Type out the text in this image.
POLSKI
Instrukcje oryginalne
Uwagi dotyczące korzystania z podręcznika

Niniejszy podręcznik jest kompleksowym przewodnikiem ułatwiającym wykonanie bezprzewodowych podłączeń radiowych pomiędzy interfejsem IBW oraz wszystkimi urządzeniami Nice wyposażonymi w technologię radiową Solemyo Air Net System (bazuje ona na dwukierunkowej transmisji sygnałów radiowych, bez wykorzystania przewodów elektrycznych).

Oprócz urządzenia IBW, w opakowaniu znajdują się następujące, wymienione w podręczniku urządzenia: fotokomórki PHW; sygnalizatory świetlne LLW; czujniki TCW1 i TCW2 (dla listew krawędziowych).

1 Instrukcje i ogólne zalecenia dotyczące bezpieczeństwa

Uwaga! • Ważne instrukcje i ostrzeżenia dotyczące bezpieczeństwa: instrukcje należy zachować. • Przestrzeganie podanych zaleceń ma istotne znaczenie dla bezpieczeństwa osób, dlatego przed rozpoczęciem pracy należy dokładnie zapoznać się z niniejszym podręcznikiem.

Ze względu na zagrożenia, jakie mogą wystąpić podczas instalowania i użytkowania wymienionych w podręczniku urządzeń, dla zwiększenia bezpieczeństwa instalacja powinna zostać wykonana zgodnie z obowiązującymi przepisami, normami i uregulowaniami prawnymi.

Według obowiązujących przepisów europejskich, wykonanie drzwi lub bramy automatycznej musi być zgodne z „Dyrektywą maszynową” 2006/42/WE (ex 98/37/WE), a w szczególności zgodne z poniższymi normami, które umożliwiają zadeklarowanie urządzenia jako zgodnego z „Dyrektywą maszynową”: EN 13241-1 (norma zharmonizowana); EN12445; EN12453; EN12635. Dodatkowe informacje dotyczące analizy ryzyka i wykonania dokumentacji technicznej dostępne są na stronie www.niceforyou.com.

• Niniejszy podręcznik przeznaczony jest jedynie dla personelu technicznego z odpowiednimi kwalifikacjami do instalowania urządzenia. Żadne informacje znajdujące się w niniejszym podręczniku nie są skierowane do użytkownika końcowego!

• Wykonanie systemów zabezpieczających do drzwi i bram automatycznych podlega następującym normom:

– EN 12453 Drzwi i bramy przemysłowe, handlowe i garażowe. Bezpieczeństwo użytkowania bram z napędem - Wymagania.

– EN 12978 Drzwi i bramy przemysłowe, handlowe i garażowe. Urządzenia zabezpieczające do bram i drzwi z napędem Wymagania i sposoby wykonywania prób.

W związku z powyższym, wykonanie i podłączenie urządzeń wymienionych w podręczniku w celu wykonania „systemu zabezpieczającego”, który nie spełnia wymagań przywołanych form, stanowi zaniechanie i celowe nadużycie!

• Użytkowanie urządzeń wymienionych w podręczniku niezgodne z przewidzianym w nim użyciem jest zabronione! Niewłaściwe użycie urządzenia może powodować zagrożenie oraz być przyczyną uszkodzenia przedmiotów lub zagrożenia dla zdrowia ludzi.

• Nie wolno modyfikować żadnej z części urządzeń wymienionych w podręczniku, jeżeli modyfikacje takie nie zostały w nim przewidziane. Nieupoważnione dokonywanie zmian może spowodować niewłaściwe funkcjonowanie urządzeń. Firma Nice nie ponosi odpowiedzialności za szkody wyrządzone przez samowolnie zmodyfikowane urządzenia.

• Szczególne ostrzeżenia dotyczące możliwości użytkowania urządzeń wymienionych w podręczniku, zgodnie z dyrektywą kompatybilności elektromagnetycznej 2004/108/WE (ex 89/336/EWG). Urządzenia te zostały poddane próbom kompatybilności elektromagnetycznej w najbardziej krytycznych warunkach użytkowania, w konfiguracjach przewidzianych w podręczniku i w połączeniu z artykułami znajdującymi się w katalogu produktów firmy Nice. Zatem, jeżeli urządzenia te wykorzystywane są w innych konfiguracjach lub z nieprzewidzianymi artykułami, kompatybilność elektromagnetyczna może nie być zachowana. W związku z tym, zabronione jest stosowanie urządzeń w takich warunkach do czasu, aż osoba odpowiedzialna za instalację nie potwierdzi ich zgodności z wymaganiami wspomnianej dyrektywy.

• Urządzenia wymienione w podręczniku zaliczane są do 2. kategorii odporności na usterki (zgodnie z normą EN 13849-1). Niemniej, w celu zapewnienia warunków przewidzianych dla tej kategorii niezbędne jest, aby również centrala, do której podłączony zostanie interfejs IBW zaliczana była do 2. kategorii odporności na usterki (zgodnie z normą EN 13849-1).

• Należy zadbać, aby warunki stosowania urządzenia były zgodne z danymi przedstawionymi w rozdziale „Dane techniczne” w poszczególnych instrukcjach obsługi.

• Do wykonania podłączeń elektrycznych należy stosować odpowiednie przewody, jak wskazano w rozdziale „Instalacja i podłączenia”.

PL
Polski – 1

□ □ □

■ EXERCISE INSTRUCTIONS: Retype all the records, matching them exactly.

■ SOLUTION:
Type out the text in this image.
POLSKI
Instrukcje oryginalne
Uwagi dotyczące korzystania z podręcznika

Niniejszy podręcznik jest kompleksowym przewodnikiem ułatwiającym wykonanie bezprzewodowych podłączeń radiowych pomiędzy interfejsem IBW oraz wszystkimi urządzeniami Nice wyposażonymi w technologię radiową Solemyo Air Net System (bazuje ona na dwukierunkowej transmisji sygnałów radiowych, bez wykorzystania przewodów elektrycznych).

Oprócz urządzenia IBW, w opakowaniu znajdują się następujące, wymienione w podręczniku urządzenia: fotokomórki PHW; sygnalizatory świetlne LLW; czujniki TCW1 i TCW2 (dla listew krawędziowych).

1 Instrukcje i ogólne zalecenia dotyczące bezpieczeństwa

Uwaga! • Ważne instrukcje i ostrzeżenia dotyczące bezpieczeństwa: instrukcje należy zachować. • Przestrzeganie podanych zaleceń ma istotne znaczenie dla bezpieczeństwa osób, dlatego przed rozpoczęciem pracy należy dokładnie zapoznać się z niniejszym podręcznikiem.

Ze względu na zagrożenia, jakie mogą wystąpić podczas instalowania i użytkowania wymienionych w podręczniku urządzeń, dla zwiększenia bezpieczeństwa instalacja powinna zostać wykonana zgodnie z obowiązującymi przepisami, normami i uregulowaniami prawnymi.

Według obowiązujących przepisów europejskich, wykonanie drzwi lub bramy automatycznej musi być zgodne z „Dyrektywą maszynową” 2006/42/WE (ex 98/37/WE), a w szczególności zgodne z poniższymi normami, które umożliwiają zadeklarowanie urządzenia jako zgodnego z „Dyrektywą maszynową”: EN 13241-1 (norma zharmonizowana); EN12445; EN12453; EN12635. Dodatkowe informacje dotyczące analizy ryzyka i wykonania dokumentacji technicznej dostępne są na stronie www.niceforyou.com.

• Niniejszy podręcznik przeznaczony jest jedynie dla personelu technicznego z odpowiednimi kwalifikacjami do instalowania urządzenia. Żadne informacje znajdujące się w niniejszym podręczniku nie są skierowane do użytkownika końcowego!

• Wykonanie systemów zabezpieczających do drzwi i bram automatycznych podlega następującym normom:

– EN 12453 Drzwi i bramy przemysłowe, handlowe i garażowe. Bezpieczeństwo użytkowania bram z napędem - Wymagania.

– EN 12978 Drzwi i bramy przemysłowe, handlowe i garażowe. Urządzenia zabezpieczające do bram i drzwi z napędem Wymagania i sposoby wykonywania prób.

W związku z powyższym, wykonanie i podłączenie urządzeń wymienionych w podręczniku w celu wykonania „systemu zabezpieczającego”, który nie spełnia wymagań przywołanych form, stanowi zaniechanie i celowe nadużycie!

• Użytkowanie urządzeń wymienionych w podręczniku niezgodne z przewidzianym w nim użyciem jest zabronione! Niewłaściwe użycie urządzenia może powodować zagrożenie oraz być przyczyną uszkodzenia przedmiotów lub zagrożenia dla zdrowia ludzi.

• Nie wolno modyfikować żadnej z części urządzeń wymienionych w podręczniku, jeżeli modyfikacje takie nie zostały w nim przewidziane. Nieupoważnione dokonywanie zmian może spowodować niewłaściwe funkcjonowanie urządzeń. Firma Nice nie ponosi odpowiedzialności za szkody wyrządzone przez samowolnie zmodyfikowane urządzenia.

• Szczególne ostrzeżenia dotyczące możliwości użytkowania urządzeń wymienionych w podręczniku, zgodnie z dyrektywą kompatybilności elektromagnetycznej 2004/108/WE (ex 89/336/EWG). Urządzenia te zostały poddane próbom kompatybilności elektromagnetycznej w najbardziej krytycznych warunkach użytkowania, w konfiguracjach przewidzianych w podręczniku i w połączeniu z artykułami znajdującymi się w katalogu produktów firmy Nice. Zatem, jeżeli urządzenia te wykorzystywane są w innych konfiguracjach lub z nieprzewidzianymi artykułami, kompatybilność elektromagnetyczna może nie być zachowana. W związku z tym, zabronione jest stosowanie urządzeń w takich warunkach do czasu, aż osoba odpowiedzialna za instalację nie potwierdzi ich zgodności z wymaganiami wspomnianej dyrektywy.

• Urządzenia wymienione w podręczniku zaliczane są do 2. kategorii odporności na usterki (zgodnie z normą EN 13849-1). Niemniej, w celu zapewnienia warunków przewidzianych dla tej kategorii niezbędne jest, aby również centrala, do której podłączony zostanie interfejs IBW zaliczana była do 2. kategorii odporności na usterki (zgodnie z normą EN 13849-1).

• Należy zadbać, aby warunki stosowania urządzenia były zgodne z danymi przedstawionymi w rozdziale „Dane techniczne” w poszczególnych instrukcjach obsługi.

• Do wykonania podłączeń elektrycznych należy stosować odpowiednie przewody, jak wskazano w rozdziale „Instalacja i podłączenia”.

PL
Polski – 1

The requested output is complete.